§ **SELECTED TEXT**
*****

By comphermc (http://www.lbpcentral.com/forums/member.php?u=4697)

In this tutorial, we'll cover the process of designing an elevator with many more additional features and functions than the Basic elevator we went over in the Beginner tutorials. It will take much longer to complete, but it will also behave in a much more realistic manner. We will also design failsafes to ensure the elevator cannot be easily broken.


First, we will construct the little elevator car that the player will ride up in. Be sure to drop into the car to ensure it has the right dimensions. Bigger or smaller elevator cars are fine and will work just the same. Give the elevator a little floor made out of dissolve. This will later act as the the trigger that causes the car to go up and down.


Once we have the car, we will build the shaft of the elevator around it. By using the grid mode, we will ensure the elevator car will be flush with the sides of the elevator. You can make the shaft as tall as you would like. Here, we have made the bottom of the shaft out of Dark Matter so as to anchor the whole elevator.


Move the elevator car up slightly to prepare to attach a piston to itself and the Dark Matter below. The piston will be what moves the car up and down. Before we attach the piston, we need to slightly shrink down the car to ensure it never gets stuck. We suggest turning off grid mode, selecting the car, and scaling it down ever so slightly. Even if it doesn’t look like it did much, it ensures that the car will never get stuck.


Turn the small grid back on and attach a piston to the top of the floor of the elevator car and to the Dark Matter below. We have attached the piston in this way so that the car can be flush with the Dark Matter when it is all the way down. After you place the piston, be sure to go into a its tweak menu and set the piston to stiff. This part is important. The piston will only work if it is set to stiff. Also, while you’re in here, tweak the maximum/minimum length of the piston as well as the timing. Feel free to unpause the physics for this part, but be sure to return to pause before moving on. It is at this point you might want to add a floor for the player to get in and out of the elevator.


Now that we have a “working” elevator, we need to set some inputs for the system. Attach a grab switch to the dissolve floor and a small magnetic key switch to the shaft of the elevator, so it is next to the car.


Add a magnetic key right next to the magnetic key switch. Repeat this for the top of the shaft as well.


We will want to tweak the trigger radius for these magnetic key switches to be as small as possible so that they still work (within reason). Shown here is the trigger radius for our magnetic key switches. Try to create something similar by tweaking the radius and angle.

The purpose of those last two magnetic key switches is to define the location of the elevator car. When the car is at the top, the top magnetic key will activate. Similarly the bottom magnetic key will activate when the car is at the bottom of the shaft. Now that we've got the basic design in, let's get started with the actual guts of it all.

This elevator design will address a common problem in LBP: the elevator going up (or down) without the player. The basic idea for this elevator is to control the direction of the piston controlling the elevator with a toggle switch. If you recall, a toggle switch takes a one-shot input and alternates between ON/OFF each time it is triggered. When the output for the toggle switch is set to directional, it will alternate between OUT and IN.

*****

§ **EXCERPTED DATA**
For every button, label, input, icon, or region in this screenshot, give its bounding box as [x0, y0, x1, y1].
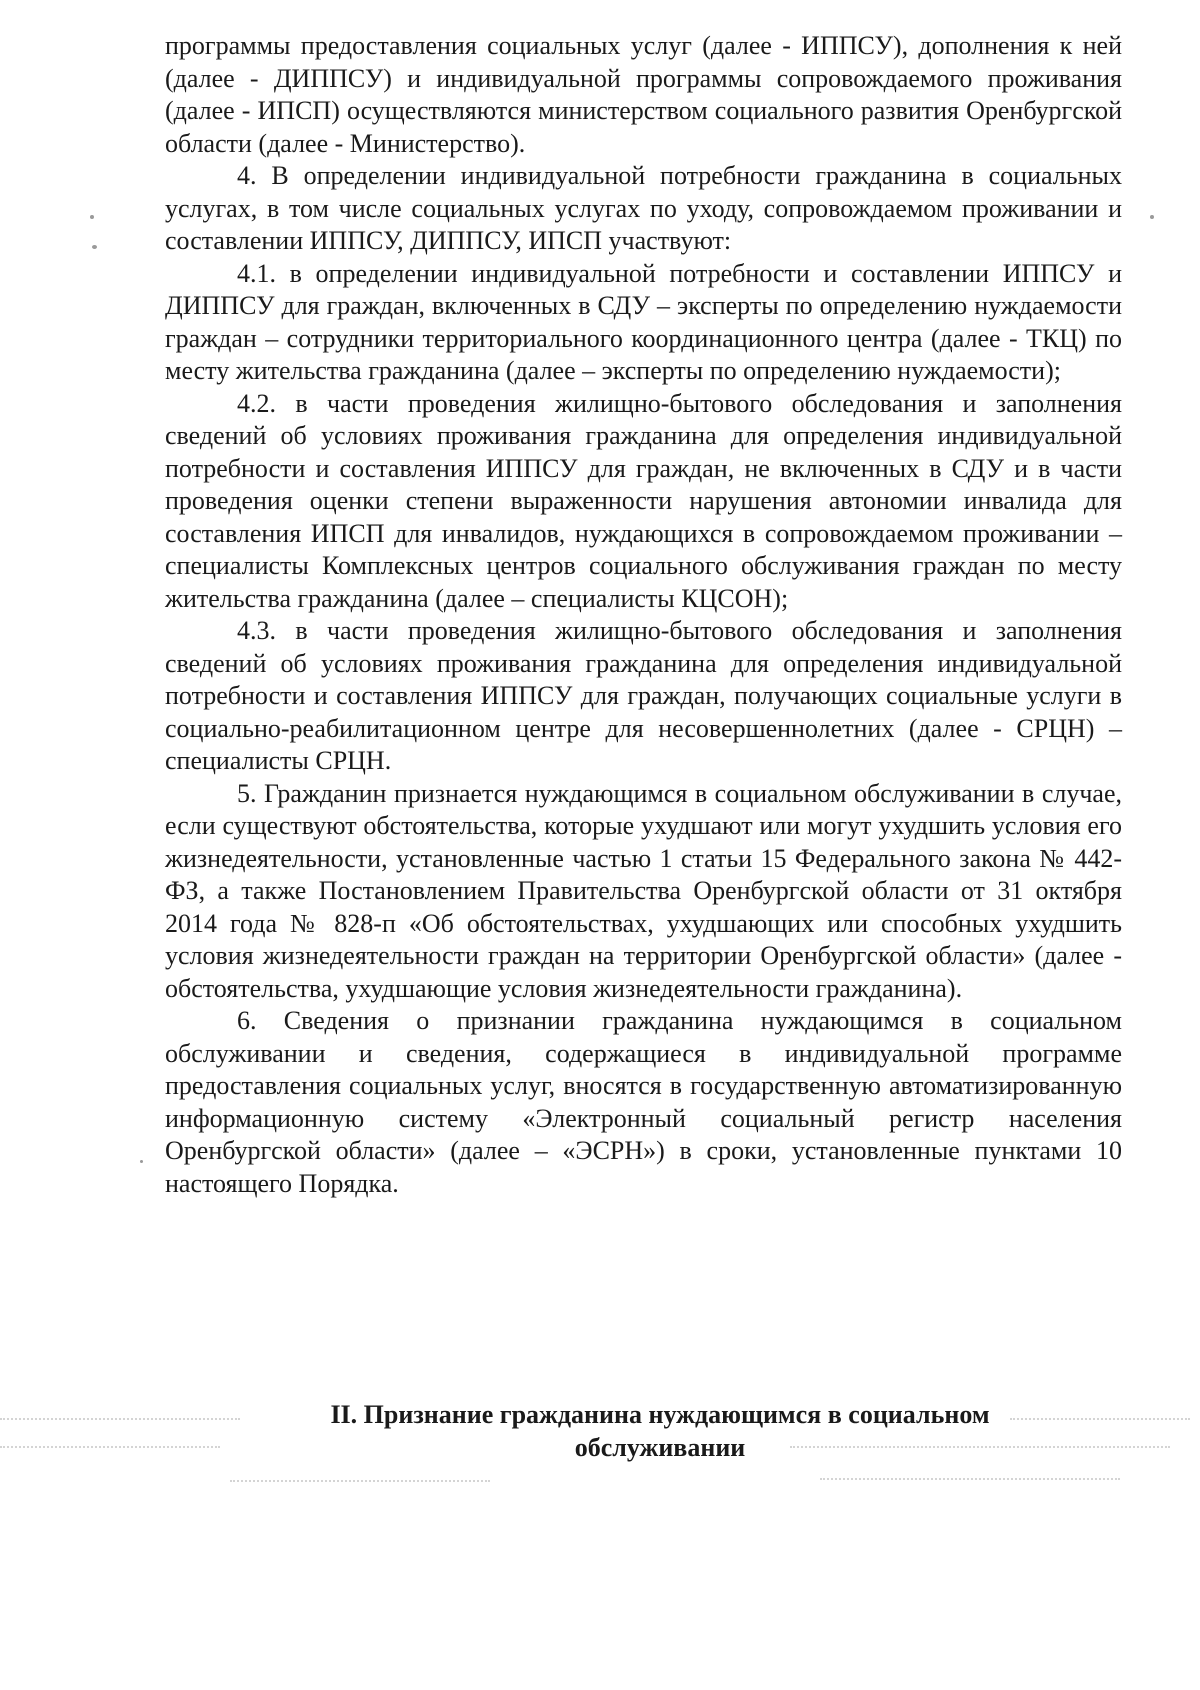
scan-noise-right-2 — [790, 1446, 1170, 1454]
scan-speck — [92, 245, 97, 249]
paragraph-4-3: 4.3. в части проведения жилищно-бытового обследования и заполнения сведений об условиях проживания гражданина для определения индивидуальной потребности и составления ИППСУ для граждан, получающих социальные услуги в социально-реабилитационном центре для несовершеннолетних (далее - СРЦН) – специалисты СРЦН. — [165, 616, 1122, 775]
paragraph-4-1: 4.1. в определении индивидуальной потребности и составлении ИППСУ и ДИППСУ для граждан, включенных в СДУ – эксперты по определению нуждаемости граждан – сотрудники территориального координационного центра (далее - ТКЦ) по месту жительства гражданина (далее – эксперты по определению нуждаемости); — [165, 258, 1122, 385]
paragraph-5: 5. Гражданин признается нуждающимся в социальном обслуживании в случае, если существуют обстоятельства, которые ухудшают или могут ухудшить условия его жизнедеятельности, установленные частью 1 статьи 15 Федерального закона № 442-ФЗ, а также Постановлением Правительства Оренбургской области от 31 октября 2014 года № 828-п «Об обстоятельствах, ухудшающих или способных ухудшить условия жизнедеятельности граждан на территории Оренбургской области» (далее - обстоятельства, ухудшающие условия жизнедеятельности гражданина). — [165, 778, 1122, 1003]
paragraph-4: 4. В определении индивидуальной потребности гражданина в социальных услугах, в том числе социальных услугах по уходу, сопровождаемом проживании и составлении ИППСУ, ДИППСУ, ИПСП участвуют: — [165, 161, 1122, 255]
scan-noise-bottom — [230, 1480, 490, 1488]
section-heading-line1: II. Признание гражданина нуждающимся в социальном — [330, 1400, 990, 1429]
paragraph-intro: программы предоставления социальных услуг (далее - ИППСУ), дополнения к ней (далее - ДИППСУ) и индивидуальной программы сопровождаемого проживания (далее - ИПСП) осуществляются министерством социального развития Оренбургской области (далее - Министерство). — [165, 31, 1122, 158]
scan-noise-left-2 — [0, 1446, 220, 1454]
paragraph-6: 6. Сведения о признании гражданина нуждающимся в социальном обслуживании и сведения, содержащиеся в индивидуальной программе предоставления социальных услуг, вносятся в государственную автоматизированную информационную систему «Электронный социальный регистр населения Оренбургской области» (далее – «ЭСРН») в сроки, установленные пунктами 10 настоящего Порядка. — [165, 1006, 1122, 1198]
section-heading — [250, 1398, 1070, 1464]
paragraph-4-2: 4.2. в части проведения жилищно-бытового обследования и заполнения сведений об условиях проживания гражданина для определения индивидуальной потребности и составления ИППСУ для граждан, не включенных в СДУ и в части проведения оценки степени выраженности нарушения автономии инвалида для составления ИПСП для инвалидов, нуждающихся в сопровождаемом проживании – специалисты Комплексных центров социального обслуживания граждан по месту жительства гражданина (далее – специалисты КЦСОН); — [165, 388, 1122, 613]
section-heading-line2: обслуживании — [574, 1433, 746, 1462]
scan-speck — [140, 1160, 143, 1163]
scan-noise-bottom-2 — [820, 1478, 1120, 1486]
scan-noise-left — [0, 1418, 240, 1426]
scan-noise-right — [1010, 1418, 1190, 1426]
scan-speck — [90, 215, 94, 219]
scan-speck — [1150, 215, 1154, 219]
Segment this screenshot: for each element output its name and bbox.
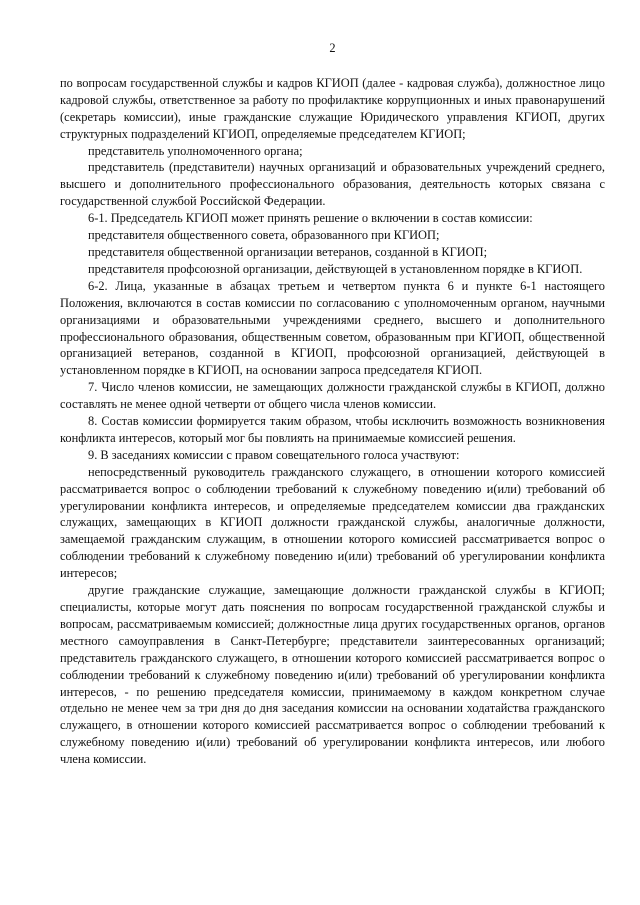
- document-page: [60, 40, 605, 768]
- paragraph: представителя профсоюзной организации, действующей в установленном порядке в КГИОП.: [88, 261, 583, 276]
- paragraph: представитель (представители) научных организаций и образовательных учреждений среднего, высшего и дополнительного профессионального образования, деятельность которых связана с государственной службой Российской Федерации.: [60, 160, 605, 209]
- paragraph: 9. В заседаниях комиссии с правом совещательного голоса участвуют:: [88, 447, 460, 462]
- page-number: 2: [329, 41, 336, 55]
- paragraph: другие гражданские служащие, замещающие должности гражданской службы в КГИОП; специалисты, которые могут дать пояснения по вопросам государственной гражданской службы и вопросам, рассматриваемым комиссией; должностные лица других государственных органов, органов местного самоуправления в Санкт-Петербурге; представители заинтересованных организаций; представитель гражданского служащего, в отношении которого комиссией рассматривается вопрос о соблюдении требований к служебному поведению и(или) требований об урегулировании конфликта интересов, - по решению председателя комиссии, принимаемому в каждом конкретном случае отдельно не менее чем за три дня до дня заседания комиссии на основании ходатайства гражданского служащего, в отношении которого комиссией рассматривается вопрос о соблюдении требований к служебному поведению и(или) требований об урегулировании конфликта интересов, или любого члена комиссии.: [60, 583, 605, 767]
- paragraph: 8. Состав комиссии формируется таким образом, чтобы исключить возможность возникновения конфликта интересов, который мог бы повлиять на принимаемые комиссией решения.: [60, 414, 605, 445]
- paragraph: непосредственный руководитель гражданского служащего, в отношении которого комиссией рассматривается вопрос о соблюдении требований к служебному поведению и(или) требований об урегулировании конфликта интересов, и определяемые председателем комиссии два гражданских служащих, замещающих в КГИОП должности гражданской службы, аналогичные должности, замещаемой гражданским служащим, в отношении которого комиссией рассматривается вопрос о соблюдении требований к служебному поведению и(или) требований об урегулировании конфликта интересов;: [60, 464, 605, 581]
- paragraph: по вопросам государственной службы и кадров КГИОП (далее - кадровая служба), должностное лицо кадровой службы, ответственное за работу по профилактике коррупционных и иных правонарушений (секретарь комиссии), иные гражданские служащие Юридического управления КГИОП, других структурных подразделений КГИОП, определяемые председателем КГИОП;: [60, 75, 605, 141]
- paragraph: представитель уполномоченного органа;: [88, 143, 303, 158]
- paragraph: 6-2. Лица, указанные в абзацах третьем и четвертом пункта 6 и пункте 6-1 настоящего Положения, включаются в состав комиссии по согласованию с уполномоченным органом, научными организациями и образовательными учреждениями среднего, высшего и дополнительного профессионального образования, общественным советом, образованным при КГИОП, общественной организацией ветеранов, созданной в КГИОП, профсоюзной организацией, действующей в установленном порядке в КГИОП, на основании запроса председателя КГИОП.: [60, 278, 605, 378]
- paragraph: 6-1. Председатель КГИОП может принять решение о включении в состав комиссии:: [88, 211, 533, 226]
- paragraph: 7. Число членов комиссии, не замещающих должности гражданской службы в КГИОП, должно составлять не менее одной четверти от общего числа членов комиссии.: [60, 380, 605, 412]
- paragraph: представителя общественного совета, образованного при КГИОП;: [88, 228, 440, 243]
- paragraph: представителя общественной организации ветеранов, созданной в КГИОП;: [88, 244, 488, 259]
- document-body: [60, 75, 605, 768]
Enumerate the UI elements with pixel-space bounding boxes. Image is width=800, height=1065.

*****

§ **AIM**
According to the elevator tutorial, what setting must the piston be given in its tweak menu for it to work?

§ **OUTPUT OF THE TASK**
It must be set to stiff.